── Given records

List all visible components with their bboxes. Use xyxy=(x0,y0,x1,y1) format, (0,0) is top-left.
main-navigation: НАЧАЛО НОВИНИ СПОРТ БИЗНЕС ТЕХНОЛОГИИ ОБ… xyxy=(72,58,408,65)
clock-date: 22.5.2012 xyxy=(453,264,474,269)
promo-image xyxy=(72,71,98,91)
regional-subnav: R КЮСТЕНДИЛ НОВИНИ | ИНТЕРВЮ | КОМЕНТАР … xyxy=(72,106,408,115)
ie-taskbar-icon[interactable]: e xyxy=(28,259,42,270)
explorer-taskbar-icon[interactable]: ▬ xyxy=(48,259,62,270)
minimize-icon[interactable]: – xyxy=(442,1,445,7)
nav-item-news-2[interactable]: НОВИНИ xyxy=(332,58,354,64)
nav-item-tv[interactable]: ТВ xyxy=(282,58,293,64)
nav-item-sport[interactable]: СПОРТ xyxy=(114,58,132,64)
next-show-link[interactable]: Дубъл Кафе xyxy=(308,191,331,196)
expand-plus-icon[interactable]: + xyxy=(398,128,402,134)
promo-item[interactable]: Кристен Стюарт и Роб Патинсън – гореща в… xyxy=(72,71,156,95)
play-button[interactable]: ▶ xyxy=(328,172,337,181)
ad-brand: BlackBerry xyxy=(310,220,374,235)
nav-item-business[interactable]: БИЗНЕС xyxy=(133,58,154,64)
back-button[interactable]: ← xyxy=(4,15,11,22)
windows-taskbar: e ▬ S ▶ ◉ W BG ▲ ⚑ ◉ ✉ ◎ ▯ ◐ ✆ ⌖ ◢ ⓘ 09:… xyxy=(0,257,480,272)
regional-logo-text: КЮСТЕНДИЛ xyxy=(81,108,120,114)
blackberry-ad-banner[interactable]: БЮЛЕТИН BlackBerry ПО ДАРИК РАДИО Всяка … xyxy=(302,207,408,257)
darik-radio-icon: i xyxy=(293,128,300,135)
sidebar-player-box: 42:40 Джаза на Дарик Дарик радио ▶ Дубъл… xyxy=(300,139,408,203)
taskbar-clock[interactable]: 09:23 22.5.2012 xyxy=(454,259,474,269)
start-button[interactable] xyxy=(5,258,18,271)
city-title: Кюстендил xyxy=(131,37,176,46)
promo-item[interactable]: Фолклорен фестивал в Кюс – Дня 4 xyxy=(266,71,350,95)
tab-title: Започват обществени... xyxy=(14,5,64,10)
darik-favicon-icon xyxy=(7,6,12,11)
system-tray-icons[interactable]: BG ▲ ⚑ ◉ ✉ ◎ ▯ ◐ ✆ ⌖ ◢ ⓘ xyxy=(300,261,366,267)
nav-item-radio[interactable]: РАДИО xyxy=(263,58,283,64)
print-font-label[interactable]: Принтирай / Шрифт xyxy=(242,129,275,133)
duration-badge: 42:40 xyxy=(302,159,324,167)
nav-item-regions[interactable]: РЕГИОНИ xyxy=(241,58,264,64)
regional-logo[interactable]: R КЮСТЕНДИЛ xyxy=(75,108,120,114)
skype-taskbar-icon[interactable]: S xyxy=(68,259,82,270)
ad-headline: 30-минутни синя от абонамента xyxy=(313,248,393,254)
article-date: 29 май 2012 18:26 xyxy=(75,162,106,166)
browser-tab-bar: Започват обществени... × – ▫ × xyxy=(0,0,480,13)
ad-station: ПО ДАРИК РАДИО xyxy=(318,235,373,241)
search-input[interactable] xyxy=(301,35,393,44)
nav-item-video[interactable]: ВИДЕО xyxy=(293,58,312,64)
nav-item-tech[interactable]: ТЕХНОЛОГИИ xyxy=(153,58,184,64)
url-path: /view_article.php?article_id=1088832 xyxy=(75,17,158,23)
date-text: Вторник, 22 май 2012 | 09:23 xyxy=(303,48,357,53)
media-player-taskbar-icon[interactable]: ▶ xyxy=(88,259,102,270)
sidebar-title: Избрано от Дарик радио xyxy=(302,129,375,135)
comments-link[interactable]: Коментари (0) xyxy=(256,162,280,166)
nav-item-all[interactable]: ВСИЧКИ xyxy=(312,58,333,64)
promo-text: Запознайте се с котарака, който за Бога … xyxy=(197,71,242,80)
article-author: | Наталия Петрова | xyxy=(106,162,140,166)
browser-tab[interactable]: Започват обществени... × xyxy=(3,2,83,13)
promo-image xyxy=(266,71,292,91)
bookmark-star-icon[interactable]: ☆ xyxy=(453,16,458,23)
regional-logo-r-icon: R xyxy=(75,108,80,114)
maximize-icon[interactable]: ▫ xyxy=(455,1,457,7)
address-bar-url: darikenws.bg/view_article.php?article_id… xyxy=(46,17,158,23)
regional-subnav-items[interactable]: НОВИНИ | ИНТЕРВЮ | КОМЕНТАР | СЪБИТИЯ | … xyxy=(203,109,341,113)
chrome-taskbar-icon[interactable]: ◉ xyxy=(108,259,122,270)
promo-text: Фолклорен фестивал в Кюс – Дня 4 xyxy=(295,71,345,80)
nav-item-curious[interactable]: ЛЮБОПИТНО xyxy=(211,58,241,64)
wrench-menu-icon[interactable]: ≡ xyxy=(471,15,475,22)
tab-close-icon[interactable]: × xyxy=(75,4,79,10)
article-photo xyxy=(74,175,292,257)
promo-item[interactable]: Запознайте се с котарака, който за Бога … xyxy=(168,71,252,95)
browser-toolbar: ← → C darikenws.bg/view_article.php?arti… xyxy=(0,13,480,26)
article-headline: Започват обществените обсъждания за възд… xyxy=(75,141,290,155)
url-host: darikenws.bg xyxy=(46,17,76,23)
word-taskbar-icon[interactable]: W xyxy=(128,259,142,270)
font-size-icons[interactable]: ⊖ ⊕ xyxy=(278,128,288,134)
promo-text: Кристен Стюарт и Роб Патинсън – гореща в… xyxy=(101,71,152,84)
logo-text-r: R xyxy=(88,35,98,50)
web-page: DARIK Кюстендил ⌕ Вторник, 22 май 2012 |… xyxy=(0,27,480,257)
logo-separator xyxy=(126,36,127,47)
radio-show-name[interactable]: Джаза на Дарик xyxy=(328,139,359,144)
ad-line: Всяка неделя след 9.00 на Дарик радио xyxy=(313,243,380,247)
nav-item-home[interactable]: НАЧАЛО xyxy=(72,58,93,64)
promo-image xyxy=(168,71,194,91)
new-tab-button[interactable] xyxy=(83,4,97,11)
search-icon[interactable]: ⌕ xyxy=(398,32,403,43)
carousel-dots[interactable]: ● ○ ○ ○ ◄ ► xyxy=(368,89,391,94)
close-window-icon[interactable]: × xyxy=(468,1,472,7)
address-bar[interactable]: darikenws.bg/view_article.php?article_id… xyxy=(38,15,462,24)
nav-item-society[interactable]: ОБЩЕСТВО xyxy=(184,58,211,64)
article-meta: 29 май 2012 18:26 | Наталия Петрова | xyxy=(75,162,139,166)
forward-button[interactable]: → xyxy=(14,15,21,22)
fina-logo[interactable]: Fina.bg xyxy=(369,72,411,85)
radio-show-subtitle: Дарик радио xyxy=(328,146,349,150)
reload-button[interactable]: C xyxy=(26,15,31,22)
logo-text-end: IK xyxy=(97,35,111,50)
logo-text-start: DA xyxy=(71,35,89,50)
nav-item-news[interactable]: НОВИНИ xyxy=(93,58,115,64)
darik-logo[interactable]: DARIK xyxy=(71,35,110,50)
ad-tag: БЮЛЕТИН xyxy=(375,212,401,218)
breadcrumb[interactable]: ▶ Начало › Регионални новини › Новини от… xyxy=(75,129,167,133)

────

§ **Given task**
Which lines in the data above contain the string "Започват"? Extract each of them.

§ **Exercise solution**
tab-title: Започват обществени... xyxy=(14,5,64,10)
browser-tab-bar: Започват обществени... × – ▫ × xyxy=(0,0,480,13)
browser-tab[interactable]: Започват обществени... × xyxy=(3,2,83,13)
article-headline: Започват обществените обсъждания за възд… xyxy=(75,141,290,155)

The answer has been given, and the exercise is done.